Entries from a dataset
* * * * * * *
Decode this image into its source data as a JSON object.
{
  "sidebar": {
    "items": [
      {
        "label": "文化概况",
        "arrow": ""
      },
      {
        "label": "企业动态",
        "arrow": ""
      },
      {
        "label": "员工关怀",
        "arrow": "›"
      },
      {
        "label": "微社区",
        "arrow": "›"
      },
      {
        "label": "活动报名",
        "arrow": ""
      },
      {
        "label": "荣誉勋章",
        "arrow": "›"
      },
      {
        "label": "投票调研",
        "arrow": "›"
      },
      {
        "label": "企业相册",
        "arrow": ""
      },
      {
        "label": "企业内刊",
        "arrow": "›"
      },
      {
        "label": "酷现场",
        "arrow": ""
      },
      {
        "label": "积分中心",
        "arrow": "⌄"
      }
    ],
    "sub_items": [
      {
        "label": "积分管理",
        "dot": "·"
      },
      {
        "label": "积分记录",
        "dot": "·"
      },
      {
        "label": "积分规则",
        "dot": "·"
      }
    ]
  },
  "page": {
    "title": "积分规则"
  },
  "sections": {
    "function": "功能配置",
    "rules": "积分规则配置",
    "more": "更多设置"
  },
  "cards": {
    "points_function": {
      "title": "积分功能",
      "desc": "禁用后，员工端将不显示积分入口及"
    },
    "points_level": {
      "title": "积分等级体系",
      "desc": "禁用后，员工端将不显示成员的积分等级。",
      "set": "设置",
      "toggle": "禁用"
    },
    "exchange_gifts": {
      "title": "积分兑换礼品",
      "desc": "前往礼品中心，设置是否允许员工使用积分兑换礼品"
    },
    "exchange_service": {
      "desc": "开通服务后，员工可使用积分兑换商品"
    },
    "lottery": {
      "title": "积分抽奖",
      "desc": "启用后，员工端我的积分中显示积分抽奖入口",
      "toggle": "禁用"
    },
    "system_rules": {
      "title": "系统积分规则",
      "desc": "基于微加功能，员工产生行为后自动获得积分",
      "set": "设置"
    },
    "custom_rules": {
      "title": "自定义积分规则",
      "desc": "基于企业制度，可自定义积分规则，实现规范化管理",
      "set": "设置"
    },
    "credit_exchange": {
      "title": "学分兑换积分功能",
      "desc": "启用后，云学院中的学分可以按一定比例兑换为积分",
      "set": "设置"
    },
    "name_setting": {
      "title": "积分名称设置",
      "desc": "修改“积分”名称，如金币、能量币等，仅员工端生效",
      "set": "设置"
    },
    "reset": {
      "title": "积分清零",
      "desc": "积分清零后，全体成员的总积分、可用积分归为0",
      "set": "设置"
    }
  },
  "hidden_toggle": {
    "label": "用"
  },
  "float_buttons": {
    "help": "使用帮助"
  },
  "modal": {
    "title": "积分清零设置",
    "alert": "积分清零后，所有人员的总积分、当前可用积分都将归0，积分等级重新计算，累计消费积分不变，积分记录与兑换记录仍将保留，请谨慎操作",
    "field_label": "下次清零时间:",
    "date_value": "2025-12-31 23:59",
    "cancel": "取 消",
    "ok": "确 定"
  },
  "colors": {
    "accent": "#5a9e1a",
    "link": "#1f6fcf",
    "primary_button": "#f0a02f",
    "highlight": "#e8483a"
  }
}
* * * * * * *
[TASK OBJECTIVE]: Copy out every line from the material above in which the word "title" appears.

[FINAL ANSWER]:
    "title": "积分规则"
      "title": "积分功能",
      "title": "积分等级体系",
      "title": "积分兑换礼品",
      "title": "积分抽奖",
      "title": "系统积分规则",
      "title": "自定义积分规则",
      "title": "学分兑换积分功能",
      "title": "积分名称设置",
      "title": "积分清零",
    "title": "积分清零设置",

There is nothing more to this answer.